REQUIREMENT: Report the number of lines in the entries below that include the word "What", and nothing else.

=====

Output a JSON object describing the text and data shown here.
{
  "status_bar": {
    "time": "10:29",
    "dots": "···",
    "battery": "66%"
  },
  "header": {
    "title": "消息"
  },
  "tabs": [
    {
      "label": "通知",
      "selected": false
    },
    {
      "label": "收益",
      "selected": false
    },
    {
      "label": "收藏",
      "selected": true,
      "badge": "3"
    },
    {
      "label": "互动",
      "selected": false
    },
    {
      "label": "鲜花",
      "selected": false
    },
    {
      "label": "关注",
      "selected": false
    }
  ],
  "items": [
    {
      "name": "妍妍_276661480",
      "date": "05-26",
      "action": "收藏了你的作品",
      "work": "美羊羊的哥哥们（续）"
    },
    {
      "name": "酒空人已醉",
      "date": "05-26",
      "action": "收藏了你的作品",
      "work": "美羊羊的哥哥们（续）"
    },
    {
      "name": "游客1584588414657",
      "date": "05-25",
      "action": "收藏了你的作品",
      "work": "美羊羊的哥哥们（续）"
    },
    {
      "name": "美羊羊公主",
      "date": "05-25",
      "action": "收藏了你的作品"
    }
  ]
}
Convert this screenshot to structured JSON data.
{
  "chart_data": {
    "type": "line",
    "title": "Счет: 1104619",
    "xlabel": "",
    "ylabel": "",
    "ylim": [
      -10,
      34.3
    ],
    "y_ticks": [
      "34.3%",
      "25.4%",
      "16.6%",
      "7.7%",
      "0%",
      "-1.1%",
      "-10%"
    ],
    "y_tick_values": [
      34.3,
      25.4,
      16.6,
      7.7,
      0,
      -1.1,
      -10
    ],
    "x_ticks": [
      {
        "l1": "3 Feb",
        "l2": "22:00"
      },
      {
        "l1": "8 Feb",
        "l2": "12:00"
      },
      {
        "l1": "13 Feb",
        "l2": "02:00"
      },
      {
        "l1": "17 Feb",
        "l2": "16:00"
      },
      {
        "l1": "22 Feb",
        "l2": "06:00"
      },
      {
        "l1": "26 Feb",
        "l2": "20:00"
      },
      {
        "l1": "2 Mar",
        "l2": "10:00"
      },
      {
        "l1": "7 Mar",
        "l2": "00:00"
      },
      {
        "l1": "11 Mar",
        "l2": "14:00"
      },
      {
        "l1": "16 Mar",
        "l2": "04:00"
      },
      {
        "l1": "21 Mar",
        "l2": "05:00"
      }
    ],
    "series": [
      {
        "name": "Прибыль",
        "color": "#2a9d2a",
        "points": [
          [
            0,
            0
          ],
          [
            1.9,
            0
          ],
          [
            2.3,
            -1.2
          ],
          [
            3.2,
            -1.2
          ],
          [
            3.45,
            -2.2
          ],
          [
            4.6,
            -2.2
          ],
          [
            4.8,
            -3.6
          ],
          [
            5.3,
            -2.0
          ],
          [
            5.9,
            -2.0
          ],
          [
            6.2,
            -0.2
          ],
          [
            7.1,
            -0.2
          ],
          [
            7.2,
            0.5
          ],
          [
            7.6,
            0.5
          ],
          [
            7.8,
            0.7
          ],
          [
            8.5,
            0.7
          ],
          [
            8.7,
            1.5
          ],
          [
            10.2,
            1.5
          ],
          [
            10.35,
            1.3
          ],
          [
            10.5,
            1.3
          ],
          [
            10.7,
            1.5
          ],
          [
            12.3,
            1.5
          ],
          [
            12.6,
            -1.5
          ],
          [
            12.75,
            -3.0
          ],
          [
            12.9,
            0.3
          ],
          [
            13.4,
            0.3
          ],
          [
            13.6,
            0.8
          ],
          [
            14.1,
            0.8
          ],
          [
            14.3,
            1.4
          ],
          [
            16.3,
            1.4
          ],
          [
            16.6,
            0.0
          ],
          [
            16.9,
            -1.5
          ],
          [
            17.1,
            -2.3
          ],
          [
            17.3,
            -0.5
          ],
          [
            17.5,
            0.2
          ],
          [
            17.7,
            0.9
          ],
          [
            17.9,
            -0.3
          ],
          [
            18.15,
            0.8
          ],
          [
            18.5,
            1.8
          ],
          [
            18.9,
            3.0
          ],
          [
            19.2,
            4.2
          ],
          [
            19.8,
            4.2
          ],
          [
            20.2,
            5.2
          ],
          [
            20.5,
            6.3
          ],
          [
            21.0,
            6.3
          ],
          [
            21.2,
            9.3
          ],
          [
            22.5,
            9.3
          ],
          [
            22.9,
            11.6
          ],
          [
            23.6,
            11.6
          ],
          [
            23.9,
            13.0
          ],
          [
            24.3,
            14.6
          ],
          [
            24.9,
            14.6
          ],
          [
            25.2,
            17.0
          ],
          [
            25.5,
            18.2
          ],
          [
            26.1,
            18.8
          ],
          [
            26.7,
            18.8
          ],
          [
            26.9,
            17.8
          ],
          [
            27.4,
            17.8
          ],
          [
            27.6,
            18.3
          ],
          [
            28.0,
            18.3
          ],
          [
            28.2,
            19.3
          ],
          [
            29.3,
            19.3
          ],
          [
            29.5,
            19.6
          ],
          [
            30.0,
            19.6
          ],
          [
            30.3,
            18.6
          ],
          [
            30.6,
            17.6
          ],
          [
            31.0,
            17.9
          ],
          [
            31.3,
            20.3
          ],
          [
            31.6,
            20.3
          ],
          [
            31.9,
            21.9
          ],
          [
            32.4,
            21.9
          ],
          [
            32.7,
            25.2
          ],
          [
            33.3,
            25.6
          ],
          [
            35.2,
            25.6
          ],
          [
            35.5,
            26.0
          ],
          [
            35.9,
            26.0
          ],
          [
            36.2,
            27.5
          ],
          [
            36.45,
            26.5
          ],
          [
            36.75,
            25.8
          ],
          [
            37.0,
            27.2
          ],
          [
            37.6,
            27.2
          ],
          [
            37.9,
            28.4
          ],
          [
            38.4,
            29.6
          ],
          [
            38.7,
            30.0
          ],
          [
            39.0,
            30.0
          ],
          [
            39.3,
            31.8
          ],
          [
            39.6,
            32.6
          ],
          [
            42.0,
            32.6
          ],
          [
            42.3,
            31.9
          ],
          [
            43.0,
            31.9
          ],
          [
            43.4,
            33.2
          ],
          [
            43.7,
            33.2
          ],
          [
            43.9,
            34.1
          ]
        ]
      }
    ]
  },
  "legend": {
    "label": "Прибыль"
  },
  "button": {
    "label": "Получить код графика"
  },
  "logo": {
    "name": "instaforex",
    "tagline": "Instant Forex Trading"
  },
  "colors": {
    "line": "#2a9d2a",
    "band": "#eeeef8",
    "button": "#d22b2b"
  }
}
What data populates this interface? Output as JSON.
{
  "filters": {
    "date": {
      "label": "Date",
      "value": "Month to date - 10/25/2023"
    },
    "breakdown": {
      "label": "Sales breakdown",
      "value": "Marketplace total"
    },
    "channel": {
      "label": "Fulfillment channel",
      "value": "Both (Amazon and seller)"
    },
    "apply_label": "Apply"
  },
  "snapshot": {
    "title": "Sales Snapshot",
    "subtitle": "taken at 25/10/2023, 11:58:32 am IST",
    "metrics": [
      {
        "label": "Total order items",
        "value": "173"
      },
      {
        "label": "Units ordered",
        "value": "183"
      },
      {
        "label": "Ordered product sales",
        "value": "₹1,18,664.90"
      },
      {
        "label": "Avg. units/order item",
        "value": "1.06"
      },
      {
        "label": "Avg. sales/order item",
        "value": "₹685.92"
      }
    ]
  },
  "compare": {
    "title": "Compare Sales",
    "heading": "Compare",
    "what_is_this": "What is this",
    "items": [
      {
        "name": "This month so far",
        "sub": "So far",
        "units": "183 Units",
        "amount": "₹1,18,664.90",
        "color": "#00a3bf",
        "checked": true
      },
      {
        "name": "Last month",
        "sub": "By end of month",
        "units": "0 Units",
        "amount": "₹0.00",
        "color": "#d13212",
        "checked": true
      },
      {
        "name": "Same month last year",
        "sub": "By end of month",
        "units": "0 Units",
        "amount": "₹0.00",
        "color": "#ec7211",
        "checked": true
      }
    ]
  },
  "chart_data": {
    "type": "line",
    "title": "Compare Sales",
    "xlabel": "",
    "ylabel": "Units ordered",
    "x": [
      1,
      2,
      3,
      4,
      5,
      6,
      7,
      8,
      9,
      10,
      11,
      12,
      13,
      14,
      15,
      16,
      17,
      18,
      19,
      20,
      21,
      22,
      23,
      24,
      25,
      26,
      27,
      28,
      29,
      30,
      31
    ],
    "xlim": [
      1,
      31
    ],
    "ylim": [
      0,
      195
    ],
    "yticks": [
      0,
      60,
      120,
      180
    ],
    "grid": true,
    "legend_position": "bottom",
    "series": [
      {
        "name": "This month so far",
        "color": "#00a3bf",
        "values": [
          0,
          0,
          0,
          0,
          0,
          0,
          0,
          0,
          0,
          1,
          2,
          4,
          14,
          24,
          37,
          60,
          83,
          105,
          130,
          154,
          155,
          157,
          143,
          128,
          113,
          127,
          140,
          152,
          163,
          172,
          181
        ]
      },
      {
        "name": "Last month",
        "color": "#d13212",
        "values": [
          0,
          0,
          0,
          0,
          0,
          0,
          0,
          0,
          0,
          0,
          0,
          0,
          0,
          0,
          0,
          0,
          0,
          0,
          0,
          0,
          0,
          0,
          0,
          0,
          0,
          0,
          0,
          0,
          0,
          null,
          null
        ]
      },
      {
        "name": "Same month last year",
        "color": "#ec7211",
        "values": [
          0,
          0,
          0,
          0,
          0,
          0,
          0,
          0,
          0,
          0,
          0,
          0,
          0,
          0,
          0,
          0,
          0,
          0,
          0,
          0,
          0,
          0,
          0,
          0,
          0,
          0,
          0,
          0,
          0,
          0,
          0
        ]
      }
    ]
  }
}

=====

OUTPUT FOR THIS EXERCISE: 2